Records from a dataset

· · · ·

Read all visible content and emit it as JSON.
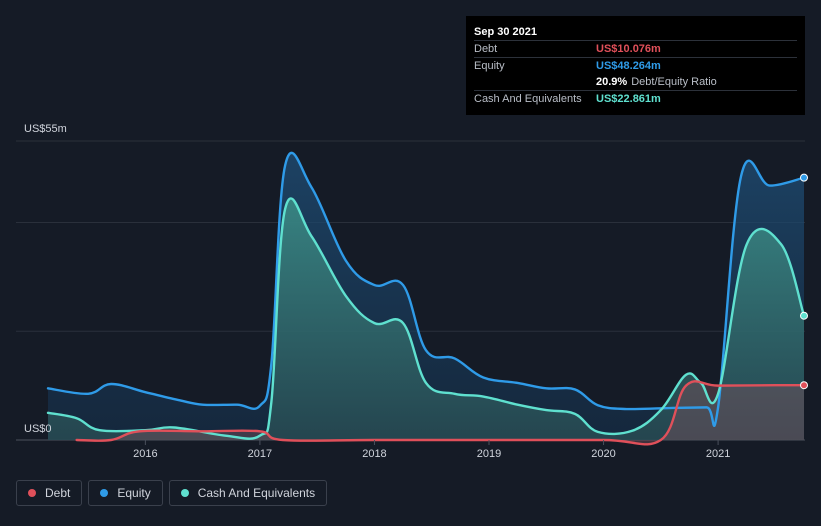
{
  "tooltip": {
    "date": "Sep 30 2021",
    "rows": [
      {
        "label": "Debt",
        "value": "US$10.076m",
        "color": "#e0505a"
      },
      {
        "label": "Equity",
        "value": "US$48.264m",
        "color": "#2f9be8"
      },
      {
        "label": "",
        "value": "20.9%",
        "suffix": "Debt/Equity Ratio",
        "color": "#ffffff"
      },
      {
        "label": "Cash And Equivalents",
        "value": "US$22.861m",
        "color": "#5fe0cf"
      }
    ]
  },
  "legend": [
    {
      "label": "Debt",
      "color": "#e0505a"
    },
    {
      "label": "Equity",
      "color": "#2f9be8"
    },
    {
      "label": "Cash And Equivalents",
      "color": "#5fe0cf"
    }
  ],
  "chart_data": {
    "type": "area",
    "ylabel_top": "US$55m",
    "ylabel_bottom": "US$0",
    "ylim": [
      0,
      55
    ],
    "xlim": [
      2015.15,
      2021.75
    ],
    "x_ticks": [
      {
        "x": 2016,
        "label": "2016"
      },
      {
        "x": 2017,
        "label": "2017"
      },
      {
        "x": 2018,
        "label": "2018"
      },
      {
        "x": 2019,
        "label": "2019"
      },
      {
        "x": 2020,
        "label": "2020"
      },
      {
        "x": 2021,
        "label": "2021"
      }
    ],
    "series": [
      {
        "name": "Equity",
        "color": "#2f9be8",
        "points": [
          [
            2015.15,
            9.5
          ],
          [
            2015.5,
            8.5
          ],
          [
            2015.7,
            10.3
          ],
          [
            2016.0,
            8.8
          ],
          [
            2016.3,
            7.3
          ],
          [
            2016.5,
            6.5
          ],
          [
            2016.8,
            6.5
          ],
          [
            2017.0,
            6.3
          ],
          [
            2017.1,
            14.0
          ],
          [
            2017.22,
            50.5
          ],
          [
            2017.45,
            46.5
          ],
          [
            2017.75,
            33.0
          ],
          [
            2018.0,
            28.5
          ],
          [
            2018.25,
            28.5
          ],
          [
            2018.45,
            16.5
          ],
          [
            2018.7,
            15.0
          ],
          [
            2018.95,
            11.5
          ],
          [
            2019.25,
            10.5
          ],
          [
            2019.5,
            9.5
          ],
          [
            2019.75,
            9.3
          ],
          [
            2019.95,
            6.4
          ],
          [
            2020.2,
            5.7
          ],
          [
            2020.6,
            5.9
          ],
          [
            2020.9,
            6.0
          ],
          [
            2021.0,
            6.0
          ],
          [
            2021.2,
            48.5
          ],
          [
            2021.45,
            46.8
          ],
          [
            2021.75,
            48.264
          ]
        ]
      },
      {
        "name": "Cash And Equivalents",
        "color": "#5fe0cf",
        "points": [
          [
            2015.15,
            5.0
          ],
          [
            2015.4,
            4.0
          ],
          [
            2015.6,
            1.8
          ],
          [
            2016.0,
            1.8
          ],
          [
            2016.25,
            2.3
          ],
          [
            2016.7,
            0.8
          ],
          [
            2017.0,
            0.8
          ],
          [
            2017.1,
            7.0
          ],
          [
            2017.22,
            42.5
          ],
          [
            2017.45,
            37.5
          ],
          [
            2017.75,
            26.5
          ],
          [
            2018.0,
            21.5
          ],
          [
            2018.25,
            21.5
          ],
          [
            2018.45,
            10.5
          ],
          [
            2018.7,
            8.5
          ],
          [
            2018.95,
            8.0
          ],
          [
            2019.25,
            6.5
          ],
          [
            2019.5,
            5.5
          ],
          [
            2019.75,
            4.8
          ],
          [
            2019.95,
            1.5
          ],
          [
            2020.25,
            1.7
          ],
          [
            2020.5,
            5.5
          ],
          [
            2020.72,
            12.0
          ],
          [
            2020.85,
            10.5
          ],
          [
            2021.0,
            8.5
          ],
          [
            2021.25,
            36.0
          ],
          [
            2021.55,
            36.0
          ],
          [
            2021.75,
            22.861
          ]
        ]
      },
      {
        "name": "Debt",
        "color": "#e0505a",
        "points": [
          [
            2015.4,
            0.0
          ],
          [
            2015.7,
            0.0
          ],
          [
            2015.95,
            1.6
          ],
          [
            2016.5,
            1.6
          ],
          [
            2017.0,
            1.6
          ],
          [
            2017.2,
            0.0
          ],
          [
            2018.0,
            0.0
          ],
          [
            2019.0,
            0.0
          ],
          [
            2020.0,
            0.0
          ],
          [
            2020.5,
            0.0
          ],
          [
            2020.72,
            10.0
          ],
          [
            2021.0,
            10.0
          ],
          [
            2021.5,
            10.076
          ],
          [
            2021.75,
            10.076
          ]
        ]
      }
    ],
    "grid": true,
    "legend_position": "bottom-left"
  }
}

· · · ·

> **What the task requires**
Gather each line holding the string "color".

> **Written solution**
        "color": "#e0505a"
        "color": "#2f9be8"
        "color": "#ffffff"
        "color": "#5fe0cf"
      "color": "#e0505a"
      "color": "#2f9be8"
      "color": "#5fe0cf"
        "color": "#2f9be8",
        "color": "#5fe0cf",
        "color": "#e0505a",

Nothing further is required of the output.